Print out every record exactly as it appears.

=-=-=

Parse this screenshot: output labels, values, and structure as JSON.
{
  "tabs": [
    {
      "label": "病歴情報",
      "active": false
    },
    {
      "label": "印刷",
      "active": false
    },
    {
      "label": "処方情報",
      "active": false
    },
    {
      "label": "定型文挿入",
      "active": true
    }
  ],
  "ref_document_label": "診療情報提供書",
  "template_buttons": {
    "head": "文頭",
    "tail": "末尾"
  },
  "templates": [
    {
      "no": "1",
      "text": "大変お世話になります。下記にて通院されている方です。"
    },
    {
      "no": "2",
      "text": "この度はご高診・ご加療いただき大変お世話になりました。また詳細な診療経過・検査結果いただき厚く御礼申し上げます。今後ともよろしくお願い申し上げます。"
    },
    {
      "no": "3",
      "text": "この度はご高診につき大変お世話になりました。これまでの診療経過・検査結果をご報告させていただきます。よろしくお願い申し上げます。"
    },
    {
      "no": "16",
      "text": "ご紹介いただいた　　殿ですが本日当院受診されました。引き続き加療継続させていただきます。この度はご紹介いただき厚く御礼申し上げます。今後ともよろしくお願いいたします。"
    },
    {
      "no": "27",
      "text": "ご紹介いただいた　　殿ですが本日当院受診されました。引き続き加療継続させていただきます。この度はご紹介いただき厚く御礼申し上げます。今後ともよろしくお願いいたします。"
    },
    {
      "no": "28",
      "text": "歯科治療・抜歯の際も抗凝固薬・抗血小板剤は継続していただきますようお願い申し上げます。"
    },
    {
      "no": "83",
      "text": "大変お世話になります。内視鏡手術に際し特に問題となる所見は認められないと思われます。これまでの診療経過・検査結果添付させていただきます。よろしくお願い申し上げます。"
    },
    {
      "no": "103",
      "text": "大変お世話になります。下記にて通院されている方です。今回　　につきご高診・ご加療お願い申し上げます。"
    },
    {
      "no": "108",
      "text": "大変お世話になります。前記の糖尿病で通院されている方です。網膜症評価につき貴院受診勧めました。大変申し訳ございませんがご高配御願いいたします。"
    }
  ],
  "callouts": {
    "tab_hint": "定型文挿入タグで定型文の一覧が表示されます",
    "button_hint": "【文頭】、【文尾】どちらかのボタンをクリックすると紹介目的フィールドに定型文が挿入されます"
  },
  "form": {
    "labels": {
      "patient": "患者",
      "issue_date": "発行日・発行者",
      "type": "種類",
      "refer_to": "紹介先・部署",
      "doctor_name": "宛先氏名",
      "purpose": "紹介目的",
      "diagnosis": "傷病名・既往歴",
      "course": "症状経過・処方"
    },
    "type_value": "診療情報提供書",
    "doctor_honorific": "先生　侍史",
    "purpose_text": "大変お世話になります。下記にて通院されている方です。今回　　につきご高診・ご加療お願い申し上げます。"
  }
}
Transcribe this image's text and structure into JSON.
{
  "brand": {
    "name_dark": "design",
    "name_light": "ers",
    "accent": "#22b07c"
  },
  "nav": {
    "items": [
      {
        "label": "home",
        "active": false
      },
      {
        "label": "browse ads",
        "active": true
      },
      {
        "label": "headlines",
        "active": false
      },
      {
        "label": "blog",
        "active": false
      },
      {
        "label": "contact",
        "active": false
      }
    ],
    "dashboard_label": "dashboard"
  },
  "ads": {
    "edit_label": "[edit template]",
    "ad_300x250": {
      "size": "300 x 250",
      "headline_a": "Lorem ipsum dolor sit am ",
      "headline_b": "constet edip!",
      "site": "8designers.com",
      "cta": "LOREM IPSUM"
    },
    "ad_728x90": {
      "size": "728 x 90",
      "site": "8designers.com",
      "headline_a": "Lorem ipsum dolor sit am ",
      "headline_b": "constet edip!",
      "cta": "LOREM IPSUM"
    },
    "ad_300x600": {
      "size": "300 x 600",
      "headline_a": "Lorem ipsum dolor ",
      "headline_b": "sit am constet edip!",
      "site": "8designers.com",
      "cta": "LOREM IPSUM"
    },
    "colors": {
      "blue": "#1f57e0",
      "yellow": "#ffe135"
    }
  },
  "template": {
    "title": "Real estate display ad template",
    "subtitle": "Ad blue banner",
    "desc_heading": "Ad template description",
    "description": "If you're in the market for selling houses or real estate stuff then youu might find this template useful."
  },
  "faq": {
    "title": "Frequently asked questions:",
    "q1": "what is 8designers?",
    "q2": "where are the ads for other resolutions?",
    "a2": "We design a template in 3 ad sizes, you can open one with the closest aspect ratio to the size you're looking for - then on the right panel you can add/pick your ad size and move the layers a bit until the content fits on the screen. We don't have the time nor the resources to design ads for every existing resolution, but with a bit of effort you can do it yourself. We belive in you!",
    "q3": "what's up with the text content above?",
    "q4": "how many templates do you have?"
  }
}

=-=-=

> WRITTEN REPLY:
Parse this screenshot: output labels, values, and structure as JSON.
{
  "tabs": [
    {
      "label": "病歴情報",
      "active": false
    },
    {
      "label": "印刷",
      "active": false
    },
    {
      "label": "処方情報",
      "active": false
    },
    {
      "label": "定型文挿入",
      "active": true
    }
  ],
  "ref_document_label": "診療情報提供書",
  "template_buttons": {
    "head": "文頭",
    "tail": "末尾"
  },
  "templates": [
    {
      "no": "1",
      "text": "大変お世話になります。下記にて通院されている方です。"
    },
    {
      "no": "2",
      "text": "この度はご高診・ご加療いただき大変お世話になりました。また詳細な診療経過・検査結果いただき厚く御礼申し上げます。今後ともよろしくお願い申し上げます。"
    },
    {
      "no": "3",
      "text": "この度はご高診につき大変お世話になりました。これまでの診療経過・検査結果をご報告させていただきます。よろしくお願い申し上げます。"
    },
    {
      "no": "16",
      "text": "ご紹介いただいた　　殿ですが本日当院受診されました。引き続き加療継続させていただきます。この度はご紹介いただき厚く御礼申し上げます。今後ともよろしくお願いいたします。"
    },
    {
      "no": "27",
      "text": "ご紹介いただいた　　殿ですが本日当院受診されました。引き続き加療継続させていただきます。この度はご紹介いただき厚く御礼申し上げます。今後ともよろしくお願いいたします。"
    },
    {
      "no": "28",
      "text": "歯科治療・抜歯の際も抗凝固薬・抗血小板剤は継続していただきますようお願い申し上げます。"
    },
    {
      "no": "83",
      "text": "大変お世話になります。内視鏡手術に際し特に問題となる所見は認められないと思われます。これまでの診療経過・検査結果添付させていただきます。よろしくお願い申し上げます。"
    },
    {
      "no": "103",
      "text": "大変お世話になります。下記にて通院されている方です。今回　　につきご高診・ご加療お願い申し上げます。"
    },
    {
      "no": "108",
      "text": "大変お世話になります。前記の糖尿病で通院されている方です。網膜症評価につき貴院受診勧めました。大変申し訳ございませんがご高配御願いいたします。"
    }
  ],
  "callouts": {
    "tab_hint": "定型文挿入タグで定型文の一覧が表示されます",
    "button_hint": "【文頭】、【文尾】どちらかのボタンをクリックすると紹介目的フィールドに定型文が挿入されます"
  },
  "form": {
    "labels": {
      "patient": "患者",
      "issue_date": "発行日・発行者",
      "type": "種類",
      "refer_to": "紹介先・部署",
      "doctor_name": "宛先氏名",
      "purpose": "紹介目的",
      "diagnosis": "傷病名・既往歴",
      "course": "症状経過・処方"
    },
    "type_value": "診療情報提供書",
    "doctor_honorific": "先生　侍史",
    "purpose_text": "大変お世話になります。下記にて通院されている方です。今回　　につきご高診・ご加療お願い申し上げます。"
  }
}
Transcribe this image's text and structure into JSON.
{
  "brand": {
    "name_dark": "design",
    "name_light": "ers",
    "accent": "#22b07c"
  },
  "nav": {
    "items": [
      {
        "label": "home",
        "active": false
      },
      {
        "label": "browse ads",
        "active": true
      },
      {
        "label": "headlines",
        "active": false
      },
      {
        "label": "blog",
        "active": false
      },
      {
        "label": "contact",
        "active": false
      }
    ],
    "dashboard_label": "dashboard"
  },
  "ads": {
    "edit_label": "[edit template]",
    "ad_300x250": {
      "size": "300 x 250",
      "headline_a": "Lorem ipsum dolor sit am ",
      "headline_b": "constet edip!",
      "site": "8designers.com",
      "cta": "LOREM IPSUM"
    },
    "ad_728x90": {
      "size": "728 x 90",
      "site": "8designers.com",
      "headline_a": "Lorem ipsum dolor sit am ",
      "headline_b": "constet edip!",
      "cta": "LOREM IPSUM"
    },
    "ad_300x600": {
      "size": "300 x 600",
      "headline_a": "Lorem ipsum dolor ",
      "headline_b": "sit am constet edip!",
      "site": "8designers.com",
      "cta": "LOREM IPSUM"
    },
    "colors": {
      "blue": "#1f57e0",
      "yellow": "#ffe135"
    }
  },
  "template": {
    "title": "Real estate display ad template",
    "subtitle": "Ad blue banner",
    "desc_heading": "Ad template description",
    "description": "If you're in the market for selling houses or real estate stuff then youu might find this template useful."
  },
  "faq": {
    "title": "Frequently asked questions:",
    "q1": "what is 8designers?",
    "q2": "where are the ads for other resolutions?",
    "a2": "We design a template in 3 ad sizes, you can open one with the closest aspect ratio to the size you're looking for - then on the right panel you can add/pick your ad size and move the layers a bit until the content fits on the screen. We don't have the time nor the resources to design ads for every existing resolution, but with a bit of effort you can do it yourself. We belive in you!",
    "q3": "what's up with the text content above?",
    "q4": "how many templates do you have?"
  }
}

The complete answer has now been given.